Extracted information

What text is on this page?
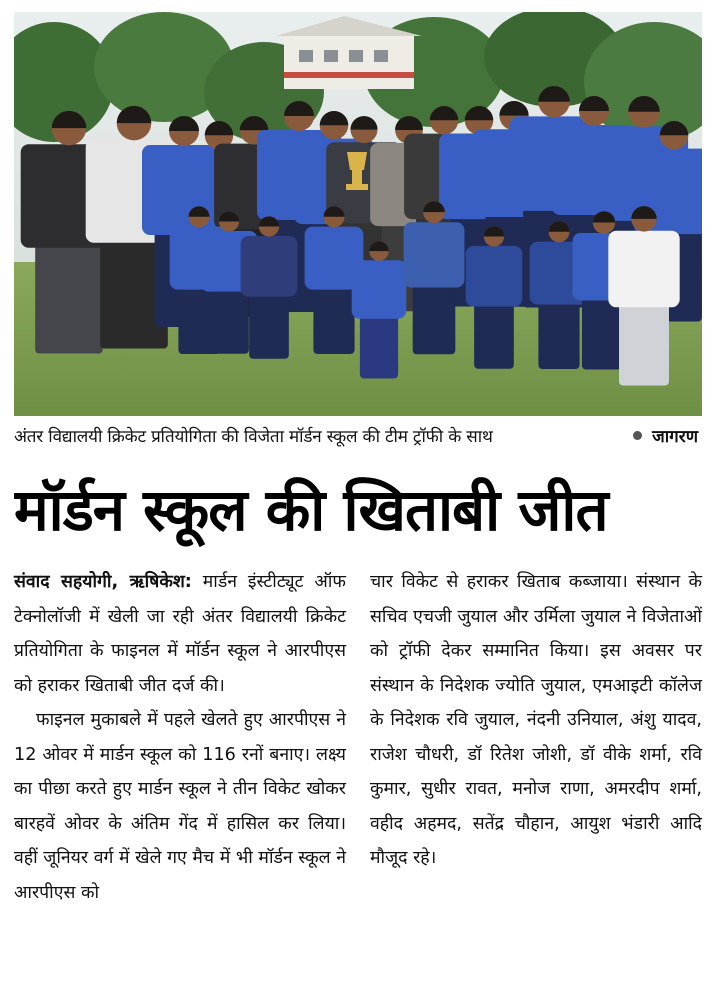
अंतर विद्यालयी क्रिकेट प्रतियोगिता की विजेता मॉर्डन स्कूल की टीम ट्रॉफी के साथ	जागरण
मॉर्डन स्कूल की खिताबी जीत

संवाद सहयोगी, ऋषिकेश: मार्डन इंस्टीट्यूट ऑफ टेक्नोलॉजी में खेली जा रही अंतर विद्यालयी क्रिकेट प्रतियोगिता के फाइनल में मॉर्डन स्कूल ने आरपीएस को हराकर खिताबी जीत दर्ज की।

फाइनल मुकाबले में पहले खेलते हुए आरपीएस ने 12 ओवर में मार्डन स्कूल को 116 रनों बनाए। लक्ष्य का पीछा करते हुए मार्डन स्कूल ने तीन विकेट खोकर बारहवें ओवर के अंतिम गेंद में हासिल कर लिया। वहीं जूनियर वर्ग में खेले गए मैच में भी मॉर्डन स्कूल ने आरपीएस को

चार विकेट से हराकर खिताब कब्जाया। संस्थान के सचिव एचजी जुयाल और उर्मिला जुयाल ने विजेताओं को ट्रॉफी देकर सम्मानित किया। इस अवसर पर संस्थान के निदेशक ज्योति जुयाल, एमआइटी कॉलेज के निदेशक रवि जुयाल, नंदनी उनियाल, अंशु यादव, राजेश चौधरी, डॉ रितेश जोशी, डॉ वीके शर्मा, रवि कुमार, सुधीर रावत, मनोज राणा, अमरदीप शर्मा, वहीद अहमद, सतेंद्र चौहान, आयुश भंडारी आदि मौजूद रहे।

What is needed
Repeat the listing in full and exactly. Do not include any images.

Problem solution
What text is on this page?
अंतर विद्यालयी क्रिकेट प्रतियोगिता की विजेता मॉर्डन स्कूल की टीम ट्रॉफी के साथ	जागरण
मॉर्डन स्कूल की खिताबी जीत

संवाद सहयोगी, ऋषिकेश: मार्डन इंस्टीट्यूट ऑफ टेक्नोलॉजी में खेली जा रही अंतर विद्यालयी क्रिकेट प्रतियोगिता के फाइनल में मॉर्डन स्कूल ने आरपीएस को हराकर खिताबी जीत दर्ज की।

फाइनल मुकाबले में पहले खेलते हुए आरपीएस ने 12 ओवर में मार्डन स्कूल को 116 रनों बनाए। लक्ष्य का पीछा करते हुए मार्डन स्कूल ने तीन विकेट खोकर बारहवें ओवर के अंतिम गेंद में हासिल कर लिया। वहीं जूनियर वर्ग में खेले गए मैच में भी मॉर्डन स्कूल ने आरपीएस को

चार विकेट से हराकर खिताब कब्जाया। संस्थान के सचिव एचजी जुयाल और उर्मिला जुयाल ने विजेताओं को ट्रॉफी देकर सम्मानित किया। इस अवसर पर संस्थान के निदेशक ज्योति जुयाल, एमआइटी कॉलेज के निदेशक रवि जुयाल, नंदनी उनियाल, अंशु यादव, राजेश चौधरी, डॉ रितेश जोशी, डॉ वीके शर्मा, रवि कुमार, सुधीर रावत, मनोज राणा, अमरदीप शर्मा, वहीद अहमद, सतेंद्र चौहान, आयुश भंडारी आदि मौजूद रहे।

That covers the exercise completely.